* Stated exercise *
Go through the listing and pick out each line with the word "this" in it.
##### Provided information #####
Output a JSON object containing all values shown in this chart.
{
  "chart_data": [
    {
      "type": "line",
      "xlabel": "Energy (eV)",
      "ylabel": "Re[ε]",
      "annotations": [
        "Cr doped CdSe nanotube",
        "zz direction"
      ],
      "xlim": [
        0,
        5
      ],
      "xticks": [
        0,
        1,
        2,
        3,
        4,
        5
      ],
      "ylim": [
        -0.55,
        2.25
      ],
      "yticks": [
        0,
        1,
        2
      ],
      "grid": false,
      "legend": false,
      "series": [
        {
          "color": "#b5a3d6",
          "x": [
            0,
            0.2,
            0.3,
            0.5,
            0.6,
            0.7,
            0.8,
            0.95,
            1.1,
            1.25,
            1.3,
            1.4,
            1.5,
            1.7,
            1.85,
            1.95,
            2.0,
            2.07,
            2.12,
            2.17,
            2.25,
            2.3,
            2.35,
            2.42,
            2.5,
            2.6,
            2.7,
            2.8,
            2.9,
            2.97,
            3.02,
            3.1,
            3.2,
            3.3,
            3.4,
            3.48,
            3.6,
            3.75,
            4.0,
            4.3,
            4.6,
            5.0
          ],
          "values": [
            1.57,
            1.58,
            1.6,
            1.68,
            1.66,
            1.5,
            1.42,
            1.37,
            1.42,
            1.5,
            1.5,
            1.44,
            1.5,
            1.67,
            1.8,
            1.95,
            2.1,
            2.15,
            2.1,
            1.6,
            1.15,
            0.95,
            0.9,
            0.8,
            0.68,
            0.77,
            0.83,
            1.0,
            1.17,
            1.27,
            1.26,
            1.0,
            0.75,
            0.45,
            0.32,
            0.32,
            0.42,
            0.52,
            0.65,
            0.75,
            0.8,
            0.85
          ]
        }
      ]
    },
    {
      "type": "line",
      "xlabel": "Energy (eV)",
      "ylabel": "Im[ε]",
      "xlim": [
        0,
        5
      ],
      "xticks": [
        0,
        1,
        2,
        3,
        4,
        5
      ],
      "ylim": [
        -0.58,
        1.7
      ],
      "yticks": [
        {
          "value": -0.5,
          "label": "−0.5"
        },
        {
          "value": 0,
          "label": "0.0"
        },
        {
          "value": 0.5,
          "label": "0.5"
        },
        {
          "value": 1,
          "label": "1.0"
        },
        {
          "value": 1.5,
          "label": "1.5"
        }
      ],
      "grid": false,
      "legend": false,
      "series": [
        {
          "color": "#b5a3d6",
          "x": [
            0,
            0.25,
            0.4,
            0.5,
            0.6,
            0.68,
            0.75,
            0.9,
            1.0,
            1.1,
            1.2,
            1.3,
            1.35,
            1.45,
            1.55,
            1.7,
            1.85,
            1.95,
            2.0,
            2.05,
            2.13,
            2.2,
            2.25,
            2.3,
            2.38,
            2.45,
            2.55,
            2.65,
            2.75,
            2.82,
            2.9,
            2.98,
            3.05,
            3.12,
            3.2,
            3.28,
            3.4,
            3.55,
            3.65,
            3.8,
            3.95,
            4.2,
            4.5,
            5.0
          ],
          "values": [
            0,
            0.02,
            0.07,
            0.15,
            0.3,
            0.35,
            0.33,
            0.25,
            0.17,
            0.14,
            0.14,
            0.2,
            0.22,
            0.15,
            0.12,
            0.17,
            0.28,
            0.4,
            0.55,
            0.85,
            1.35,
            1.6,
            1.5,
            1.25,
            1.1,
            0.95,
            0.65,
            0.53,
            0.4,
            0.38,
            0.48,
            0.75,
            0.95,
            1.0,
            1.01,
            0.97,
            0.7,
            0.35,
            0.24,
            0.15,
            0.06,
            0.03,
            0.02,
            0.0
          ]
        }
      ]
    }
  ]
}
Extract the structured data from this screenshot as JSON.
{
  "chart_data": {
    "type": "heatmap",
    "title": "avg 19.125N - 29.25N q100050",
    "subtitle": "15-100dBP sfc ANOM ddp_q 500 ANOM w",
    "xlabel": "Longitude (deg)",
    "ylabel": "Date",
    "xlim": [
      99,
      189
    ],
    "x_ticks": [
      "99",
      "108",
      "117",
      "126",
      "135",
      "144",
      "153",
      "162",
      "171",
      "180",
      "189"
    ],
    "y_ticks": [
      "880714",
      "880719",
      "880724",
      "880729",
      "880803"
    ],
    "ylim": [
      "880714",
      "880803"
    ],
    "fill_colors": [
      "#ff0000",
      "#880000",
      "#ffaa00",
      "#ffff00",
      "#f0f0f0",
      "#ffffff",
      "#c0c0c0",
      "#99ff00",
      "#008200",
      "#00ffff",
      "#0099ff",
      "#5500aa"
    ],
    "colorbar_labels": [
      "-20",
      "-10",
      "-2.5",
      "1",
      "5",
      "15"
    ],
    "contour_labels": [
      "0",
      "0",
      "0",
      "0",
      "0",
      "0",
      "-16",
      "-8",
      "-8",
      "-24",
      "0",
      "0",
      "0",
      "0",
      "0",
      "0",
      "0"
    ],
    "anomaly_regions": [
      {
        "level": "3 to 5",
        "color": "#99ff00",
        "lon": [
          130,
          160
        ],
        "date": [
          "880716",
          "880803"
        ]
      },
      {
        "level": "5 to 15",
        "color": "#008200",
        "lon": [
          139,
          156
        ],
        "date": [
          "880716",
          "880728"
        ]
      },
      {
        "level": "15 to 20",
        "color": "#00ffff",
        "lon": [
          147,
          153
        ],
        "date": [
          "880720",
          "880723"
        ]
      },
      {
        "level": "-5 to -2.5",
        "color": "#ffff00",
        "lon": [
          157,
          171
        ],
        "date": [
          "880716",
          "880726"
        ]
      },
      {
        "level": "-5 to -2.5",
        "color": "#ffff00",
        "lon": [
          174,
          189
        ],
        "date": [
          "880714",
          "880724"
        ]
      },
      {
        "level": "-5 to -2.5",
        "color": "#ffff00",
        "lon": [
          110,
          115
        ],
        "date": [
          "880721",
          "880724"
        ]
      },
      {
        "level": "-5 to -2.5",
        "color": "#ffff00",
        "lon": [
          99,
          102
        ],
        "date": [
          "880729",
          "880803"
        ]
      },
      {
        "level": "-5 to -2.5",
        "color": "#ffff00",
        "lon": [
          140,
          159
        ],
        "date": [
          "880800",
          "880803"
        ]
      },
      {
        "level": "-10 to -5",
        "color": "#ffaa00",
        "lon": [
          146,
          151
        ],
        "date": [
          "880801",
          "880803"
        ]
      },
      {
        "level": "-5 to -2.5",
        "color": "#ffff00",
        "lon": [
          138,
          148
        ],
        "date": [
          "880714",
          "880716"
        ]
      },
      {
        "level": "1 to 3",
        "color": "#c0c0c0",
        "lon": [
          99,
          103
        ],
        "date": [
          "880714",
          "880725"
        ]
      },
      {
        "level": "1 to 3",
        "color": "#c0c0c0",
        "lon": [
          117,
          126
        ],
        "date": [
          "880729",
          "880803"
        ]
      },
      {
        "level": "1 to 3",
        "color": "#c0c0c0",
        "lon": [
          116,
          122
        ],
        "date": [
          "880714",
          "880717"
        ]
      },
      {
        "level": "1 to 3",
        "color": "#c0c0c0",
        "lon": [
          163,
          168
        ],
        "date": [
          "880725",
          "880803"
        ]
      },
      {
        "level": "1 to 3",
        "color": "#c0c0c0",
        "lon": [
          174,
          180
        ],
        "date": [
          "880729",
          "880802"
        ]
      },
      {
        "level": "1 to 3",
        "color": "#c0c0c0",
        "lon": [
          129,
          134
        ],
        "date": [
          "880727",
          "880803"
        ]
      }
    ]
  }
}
#####
* Reply to the task *
Output a JSON object containing all values shown in this chart.
Extract the structured data from this screenshot as JSON.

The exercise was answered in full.